### Data extract
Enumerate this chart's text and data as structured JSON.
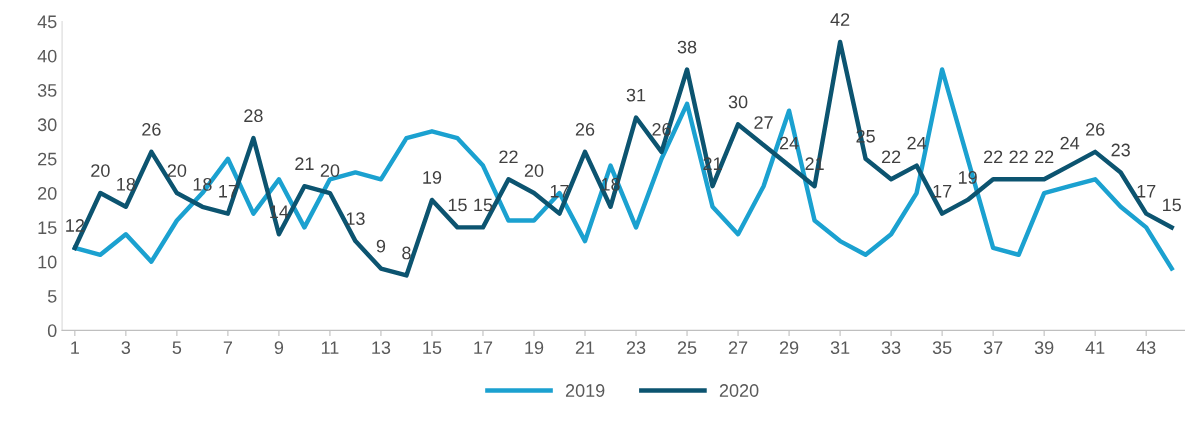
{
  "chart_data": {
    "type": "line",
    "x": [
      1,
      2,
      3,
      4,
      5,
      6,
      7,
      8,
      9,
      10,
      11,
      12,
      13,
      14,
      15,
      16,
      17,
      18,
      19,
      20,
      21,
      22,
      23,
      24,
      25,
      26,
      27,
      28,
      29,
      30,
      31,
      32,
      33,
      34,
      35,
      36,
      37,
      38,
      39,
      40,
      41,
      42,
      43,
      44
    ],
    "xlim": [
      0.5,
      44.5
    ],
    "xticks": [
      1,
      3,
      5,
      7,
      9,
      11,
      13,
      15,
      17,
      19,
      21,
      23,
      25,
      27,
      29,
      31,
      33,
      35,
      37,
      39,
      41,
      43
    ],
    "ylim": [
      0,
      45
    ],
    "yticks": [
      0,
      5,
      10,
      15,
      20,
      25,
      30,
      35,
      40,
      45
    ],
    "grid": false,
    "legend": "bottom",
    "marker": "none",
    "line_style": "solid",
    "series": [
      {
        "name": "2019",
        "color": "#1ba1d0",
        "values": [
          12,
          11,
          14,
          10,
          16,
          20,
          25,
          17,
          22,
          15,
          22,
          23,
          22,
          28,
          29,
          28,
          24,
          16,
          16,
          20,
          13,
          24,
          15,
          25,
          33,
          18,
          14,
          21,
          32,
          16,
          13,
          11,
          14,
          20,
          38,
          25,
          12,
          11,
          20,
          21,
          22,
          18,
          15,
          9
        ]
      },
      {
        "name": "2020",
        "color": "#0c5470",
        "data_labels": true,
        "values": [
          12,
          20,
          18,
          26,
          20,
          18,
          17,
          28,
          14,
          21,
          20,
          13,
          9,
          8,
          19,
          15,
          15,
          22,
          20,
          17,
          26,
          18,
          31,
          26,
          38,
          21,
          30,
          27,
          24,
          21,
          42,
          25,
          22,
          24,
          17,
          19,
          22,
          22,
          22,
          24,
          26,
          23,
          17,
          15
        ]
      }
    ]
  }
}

### Stated problem
Transcribe every entry word for word, but omit the pictures.

### Answer for this exercise
Enumerate this chart's text and data as structured JSON.
{
  "chart_data": {
    "type": "line",
    "x": [
      1,
      2,
      3,
      4,
      5,
      6,
      7,
      8,
      9,
      10,
      11,
      12,
      13,
      14,
      15,
      16,
      17,
      18,
      19,
      20,
      21,
      22,
      23,
      24,
      25,
      26,
      27,
      28,
      29,
      30,
      31,
      32,
      33,
      34,
      35,
      36,
      37,
      38,
      39,
      40,
      41,
      42,
      43,
      44
    ],
    "xlim": [
      0.5,
      44.5
    ],
    "xticks": [
      1,
      3,
      5,
      7,
      9,
      11,
      13,
      15,
      17,
      19,
      21,
      23,
      25,
      27,
      29,
      31,
      33,
      35,
      37,
      39,
      41,
      43
    ],
    "ylim": [
      0,
      45
    ],
    "yticks": [
      0,
      5,
      10,
      15,
      20,
      25,
      30,
      35,
      40,
      45
    ],
    "grid": false,
    "legend": "bottom",
    "marker": "none",
    "line_style": "solid",
    "series": [
      {
        "name": "2019",
        "color": "#1ba1d0",
        "values": [
          12,
          11,
          14,
          10,
          16,
          20,
          25,
          17,
          22,
          15,
          22,
          23,
          22,
          28,
          29,
          28,
          24,
          16,
          16,
          20,
          13,
          24,
          15,
          25,
          33,
          18,
          14,
          21,
          32,
          16,
          13,
          11,
          14,
          20,
          38,
          25,
          12,
          11,
          20,
          21,
          22,
          18,
          15,
          9
        ]
      },
      {
        "name": "2020",
        "color": "#0c5470",
        "data_labels": true,
        "values": [
          12,
          20,
          18,
          26,
          20,
          18,
          17,
          28,
          14,
          21,
          20,
          13,
          9,
          8,
          19,
          15,
          15,
          22,
          20,
          17,
          26,
          18,
          31,
          26,
          38,
          21,
          30,
          27,
          24,
          21,
          42,
          25,
          22,
          24,
          17,
          19,
          22,
          22,
          22,
          24,
          26,
          23,
          17,
          15
        ]
      }
    ]
  }
}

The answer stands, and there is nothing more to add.